* [Required task]
Print the records again, character for character.

## Begin Listing

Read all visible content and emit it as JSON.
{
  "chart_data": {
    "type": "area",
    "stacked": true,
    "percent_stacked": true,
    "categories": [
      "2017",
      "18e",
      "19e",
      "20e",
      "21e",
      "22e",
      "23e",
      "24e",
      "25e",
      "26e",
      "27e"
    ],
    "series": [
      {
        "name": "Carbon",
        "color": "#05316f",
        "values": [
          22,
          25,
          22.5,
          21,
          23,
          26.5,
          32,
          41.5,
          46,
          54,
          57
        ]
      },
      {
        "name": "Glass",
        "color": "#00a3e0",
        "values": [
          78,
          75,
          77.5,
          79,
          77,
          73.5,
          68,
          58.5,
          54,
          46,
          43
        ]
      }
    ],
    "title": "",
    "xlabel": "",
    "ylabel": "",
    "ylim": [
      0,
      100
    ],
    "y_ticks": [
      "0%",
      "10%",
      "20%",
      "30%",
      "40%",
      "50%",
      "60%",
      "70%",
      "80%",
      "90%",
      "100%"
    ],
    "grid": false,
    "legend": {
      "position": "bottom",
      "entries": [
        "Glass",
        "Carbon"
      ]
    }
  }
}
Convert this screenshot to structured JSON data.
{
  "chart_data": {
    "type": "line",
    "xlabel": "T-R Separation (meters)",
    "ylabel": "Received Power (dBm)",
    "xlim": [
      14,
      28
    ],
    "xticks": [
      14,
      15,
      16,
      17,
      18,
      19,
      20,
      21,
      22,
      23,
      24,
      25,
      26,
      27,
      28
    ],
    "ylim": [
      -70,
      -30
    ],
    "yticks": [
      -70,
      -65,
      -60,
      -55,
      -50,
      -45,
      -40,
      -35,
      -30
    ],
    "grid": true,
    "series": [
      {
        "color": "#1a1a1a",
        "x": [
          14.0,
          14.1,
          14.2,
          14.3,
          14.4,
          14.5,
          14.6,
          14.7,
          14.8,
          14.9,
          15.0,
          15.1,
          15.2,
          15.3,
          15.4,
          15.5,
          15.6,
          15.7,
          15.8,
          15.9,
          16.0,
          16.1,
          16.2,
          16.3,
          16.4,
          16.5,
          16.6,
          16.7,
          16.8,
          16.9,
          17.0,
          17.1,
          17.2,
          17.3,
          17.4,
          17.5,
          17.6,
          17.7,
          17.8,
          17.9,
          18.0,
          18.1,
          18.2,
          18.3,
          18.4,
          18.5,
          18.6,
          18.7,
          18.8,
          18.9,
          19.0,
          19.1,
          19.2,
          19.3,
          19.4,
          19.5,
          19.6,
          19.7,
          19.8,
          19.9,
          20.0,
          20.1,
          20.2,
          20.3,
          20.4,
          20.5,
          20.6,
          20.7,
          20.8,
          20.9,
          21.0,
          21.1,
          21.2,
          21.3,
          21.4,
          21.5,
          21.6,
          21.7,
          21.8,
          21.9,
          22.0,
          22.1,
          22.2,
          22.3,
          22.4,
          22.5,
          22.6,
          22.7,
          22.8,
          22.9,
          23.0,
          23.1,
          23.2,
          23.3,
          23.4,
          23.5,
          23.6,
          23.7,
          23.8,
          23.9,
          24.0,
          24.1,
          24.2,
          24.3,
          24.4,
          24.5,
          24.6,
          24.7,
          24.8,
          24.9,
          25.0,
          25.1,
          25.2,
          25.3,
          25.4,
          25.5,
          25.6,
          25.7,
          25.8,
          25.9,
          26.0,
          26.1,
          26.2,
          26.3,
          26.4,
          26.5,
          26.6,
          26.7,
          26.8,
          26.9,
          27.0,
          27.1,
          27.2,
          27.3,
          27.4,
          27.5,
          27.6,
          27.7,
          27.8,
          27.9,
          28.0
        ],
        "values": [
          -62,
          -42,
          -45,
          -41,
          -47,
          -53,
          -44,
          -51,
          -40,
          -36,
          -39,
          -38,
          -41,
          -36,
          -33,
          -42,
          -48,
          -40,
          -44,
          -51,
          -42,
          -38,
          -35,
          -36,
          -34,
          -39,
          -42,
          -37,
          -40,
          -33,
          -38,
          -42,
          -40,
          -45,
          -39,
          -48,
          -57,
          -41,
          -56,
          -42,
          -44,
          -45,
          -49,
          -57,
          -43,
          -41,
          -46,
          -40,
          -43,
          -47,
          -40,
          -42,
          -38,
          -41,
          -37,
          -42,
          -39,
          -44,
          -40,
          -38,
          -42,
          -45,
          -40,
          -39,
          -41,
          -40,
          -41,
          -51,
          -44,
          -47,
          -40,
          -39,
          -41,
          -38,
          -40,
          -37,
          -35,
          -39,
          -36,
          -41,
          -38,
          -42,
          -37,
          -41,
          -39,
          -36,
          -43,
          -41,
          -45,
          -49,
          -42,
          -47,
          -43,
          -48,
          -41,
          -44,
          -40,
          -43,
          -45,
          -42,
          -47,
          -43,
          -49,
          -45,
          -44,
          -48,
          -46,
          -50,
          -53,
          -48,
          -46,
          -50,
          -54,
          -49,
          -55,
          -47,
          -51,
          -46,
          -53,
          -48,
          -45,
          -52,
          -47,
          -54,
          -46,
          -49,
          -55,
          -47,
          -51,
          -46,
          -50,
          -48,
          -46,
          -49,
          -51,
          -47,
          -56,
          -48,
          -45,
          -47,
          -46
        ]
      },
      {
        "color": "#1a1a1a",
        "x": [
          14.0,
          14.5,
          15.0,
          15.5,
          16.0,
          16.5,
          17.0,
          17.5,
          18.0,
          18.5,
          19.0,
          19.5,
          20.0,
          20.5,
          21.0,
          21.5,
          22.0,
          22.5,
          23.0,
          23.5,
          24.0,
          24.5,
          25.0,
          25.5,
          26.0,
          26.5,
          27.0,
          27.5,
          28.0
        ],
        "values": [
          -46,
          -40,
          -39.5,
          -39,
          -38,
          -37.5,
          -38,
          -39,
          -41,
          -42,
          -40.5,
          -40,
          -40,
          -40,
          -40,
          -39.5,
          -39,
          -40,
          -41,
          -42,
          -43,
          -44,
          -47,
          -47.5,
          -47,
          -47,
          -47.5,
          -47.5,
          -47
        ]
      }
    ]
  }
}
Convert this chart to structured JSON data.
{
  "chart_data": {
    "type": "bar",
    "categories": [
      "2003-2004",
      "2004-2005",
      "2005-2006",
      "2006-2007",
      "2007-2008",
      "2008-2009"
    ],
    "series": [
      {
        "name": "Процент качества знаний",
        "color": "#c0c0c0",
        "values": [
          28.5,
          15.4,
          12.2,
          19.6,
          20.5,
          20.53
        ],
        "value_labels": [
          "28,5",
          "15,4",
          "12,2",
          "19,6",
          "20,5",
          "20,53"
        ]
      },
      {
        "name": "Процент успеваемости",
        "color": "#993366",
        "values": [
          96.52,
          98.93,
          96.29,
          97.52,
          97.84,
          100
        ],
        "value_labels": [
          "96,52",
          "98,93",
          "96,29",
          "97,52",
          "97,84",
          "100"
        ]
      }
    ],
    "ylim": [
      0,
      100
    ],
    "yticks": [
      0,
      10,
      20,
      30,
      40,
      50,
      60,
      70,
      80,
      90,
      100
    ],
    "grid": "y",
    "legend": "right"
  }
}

## End Listing

* [Solution for this exercise]
Read all visible content and emit it as JSON.
{
  "chart_data": {
    "type": "area",
    "stacked": true,
    "percent_stacked": true,
    "categories": [
      "2017",
      "18e",
      "19e",
      "20e",
      "21e",
      "22e",
      "23e",
      "24e",
      "25e",
      "26e",
      "27e"
    ],
    "series": [
      {
        "name": "Carbon",
        "color": "#05316f",
        "values": [
          22,
          25,
          22.5,
          21,
          23,
          26.5,
          32,
          41.5,
          46,
          54,
          57
        ]
      },
      {
        "name": "Glass",
        "color": "#00a3e0",
        "values": [
          78,
          75,
          77.5,
          79,
          77,
          73.5,
          68,
          58.5,
          54,
          46,
          43
        ]
      }
    ],
    "title": "",
    "xlabel": "",
    "ylabel": "",
    "ylim": [
      0,
      100
    ],
    "y_ticks": [
      "0%",
      "10%",
      "20%",
      "30%",
      "40%",
      "50%",
      "60%",
      "70%",
      "80%",
      "90%",
      "100%"
    ],
    "grid": false,
    "legend": {
      "position": "bottom",
      "entries": [
        "Glass",
        "Carbon"
      ]
    }
  }
}
Convert this screenshot to structured JSON data.
{
  "chart_data": {
    "type": "line",
    "xlabel": "T-R Separation (meters)",
    "ylabel": "Received Power (dBm)",
    "xlim": [
      14,
      28
    ],
    "xticks": [
      14,
      15,
      16,
      17,
      18,
      19,
      20,
      21,
      22,
      23,
      24,
      25,
      26,
      27,
      28
    ],
    "ylim": [
      -70,
      -30
    ],
    "yticks": [
      -70,
      -65,
      -60,
      -55,
      -50,
      -45,
      -40,
      -35,
      -30
    ],
    "grid": true,
    "series": [
      {
        "color": "#1a1a1a",
        "x": [
          14.0,
          14.1,
          14.2,
          14.3,
          14.4,
          14.5,
          14.6,
          14.7,
          14.8,
          14.9,
          15.0,
          15.1,
          15.2,
          15.3,
          15.4,
          15.5,
          15.6,
          15.7,
          15.8,
          15.9,
          16.0,
          16.1,
          16.2,
          16.3,
          16.4,
          16.5,
          16.6,
          16.7,
          16.8,
          16.9,
          17.0,
          17.1,
          17.2,
          17.3,
          17.4,
          17.5,
          17.6,
          17.7,
          17.8,
          17.9,
          18.0,
          18.1,
          18.2,
          18.3,
          18.4,
          18.5,
          18.6,
          18.7,
          18.8,
          18.9,
          19.0,
          19.1,
          19.2,
          19.3,
          19.4,
          19.5,
          19.6,
          19.7,
          19.8,
          19.9,
          20.0,
          20.1,
          20.2,
          20.3,
          20.4,
          20.5,
          20.6,
          20.7,
          20.8,
          20.9,
          21.0,
          21.1,
          21.2,
          21.3,
          21.4,
          21.5,
          21.6,
          21.7,
          21.8,
          21.9,
          22.0,
          22.1,
          22.2,
          22.3,
          22.4,
          22.5,
          22.6,
          22.7,
          22.8,
          22.9,
          23.0,
          23.1,
          23.2,
          23.3,
          23.4,
          23.5,
          23.6,
          23.7,
          23.8,
          23.9,
          24.0,
          24.1,
          24.2,
          24.3,
          24.4,
          24.5,
          24.6,
          24.7,
          24.8,
          24.9,
          25.0,
          25.1,
          25.2,
          25.3,
          25.4,
          25.5,
          25.6,
          25.7,
          25.8,
          25.9,
          26.0,
          26.1,
          26.2,
          26.3,
          26.4,
          26.5,
          26.6,
          26.7,
          26.8,
          26.9,
          27.0,
          27.1,
          27.2,
          27.3,
          27.4,
          27.5,
          27.6,
          27.7,
          27.8,
          27.9,
          28.0
        ],
        "values": [
          -62,
          -42,
          -45,
          -41,
          -47,
          -53,
          -44,
          -51,
          -40,
          -36,
          -39,
          -38,
          -41,
          -36,
          -33,
          -42,
          -48,
          -40,
          -44,
          -51,
          -42,
          -38,
          -35,
          -36,
          -34,
          -39,
          -42,
          -37,
          -40,
          -33,
          -38,
          -42,
          -40,
          -45,
          -39,
          -48,
          -57,
          -41,
          -56,
          -42,
          -44,
          -45,
          -49,
          -57,
          -43,
          -41,
          -46,
          -40,
          -43,
          -47,
          -40,
          -42,
          -38,
          -41,
          -37,
          -42,
          -39,
          -44,
          -40,
          -38,
          -42,
          -45,
          -40,
          -39,
          -41,
          -40,
          -41,
          -51,
          -44,
          -47,
          -40,
          -39,
          -41,
          -38,
          -40,
          -37,
          -35,
          -39,
          -36,
          -41,
          -38,
          -42,
          -37,
          -41,
          -39,
          -36,
          -43,
          -41,
          -45,
          -49,
          -42,
          -47,
          -43,
          -48,
          -41,
          -44,
          -40,
          -43,
          -45,
          -42,
          -47,
          -43,
          -49,
          -45,
          -44,
          -48,
          -46,
          -50,
          -53,
          -48,
          -46,
          -50,
          -54,
          -49,
          -55,
          -47,
          -51,
          -46,
          -53,
          -48,
          -45,
          -52,
          -47,
          -54,
          -46,
          -49,
          -55,
          -47,
          -51,
          -46,
          -50,
          -48,
          -46,
          -49,
          -51,
          -47,
          -56,
          -48,
          -45,
          -47,
          -46
        ]
      },
      {
        "color": "#1a1a1a",
        "x": [
          14.0,
          14.5,
          15.0,
          15.5,
          16.0,
          16.5,
          17.0,
          17.5,
          18.0,
          18.5,
          19.0,
          19.5,
          20.0,
          20.5,
          21.0,
          21.5,
          22.0,
          22.5,
          23.0,
          23.5,
          24.0,
          24.5,
          25.0,
          25.5,
          26.0,
          26.5,
          27.0,
          27.5,
          28.0
        ],
        "values": [
          -46,
          -40,
          -39.5,
          -39,
          -38,
          -37.5,
          -38,
          -39,
          -41,
          -42,
          -40.5,
          -40,
          -40,
          -40,
          -40,
          -39.5,
          -39,
          -40,
          -41,
          -42,
          -43,
          -44,
          -47,
          -47.5,
          -47,
          -47,
          -47.5,
          -47.5,
          -47
        ]
      }
    ]
  }
}
Convert this chart to structured JSON data.
{
  "chart_data": {
    "type": "bar",
    "categories": [
      "2003-2004",
      "2004-2005",
      "2005-2006",
      "2006-2007",
      "2007-2008",
      "2008-2009"
    ],
    "series": [
      {
        "name": "Процент качества знаний",
        "color": "#c0c0c0",
        "values": [
          28.5,
          15.4,
          12.2,
          19.6,
          20.5,
          20.53
        ],
        "value_labels": [
          "28,5",
          "15,4",
          "12,2",
          "19,6",
          "20,5",
          "20,53"
        ]
      },
      {
        "name": "Процент успеваемости",
        "color": "#993366",
        "values": [
          96.52,
          98.93,
          96.29,
          97.52,
          97.84,
          100
        ],
        "value_labels": [
          "96,52",
          "98,93",
          "96,29",
          "97,52",
          "97,84",
          "100"
        ]
      }
    ],
    "ylim": [
      0,
      100
    ],
    "yticks": [
      0,
      10,
      20,
      30,
      40,
      50,
      60,
      70,
      80,
      90,
      100
    ],
    "grid": "y",
    "legend": "right"
  }
}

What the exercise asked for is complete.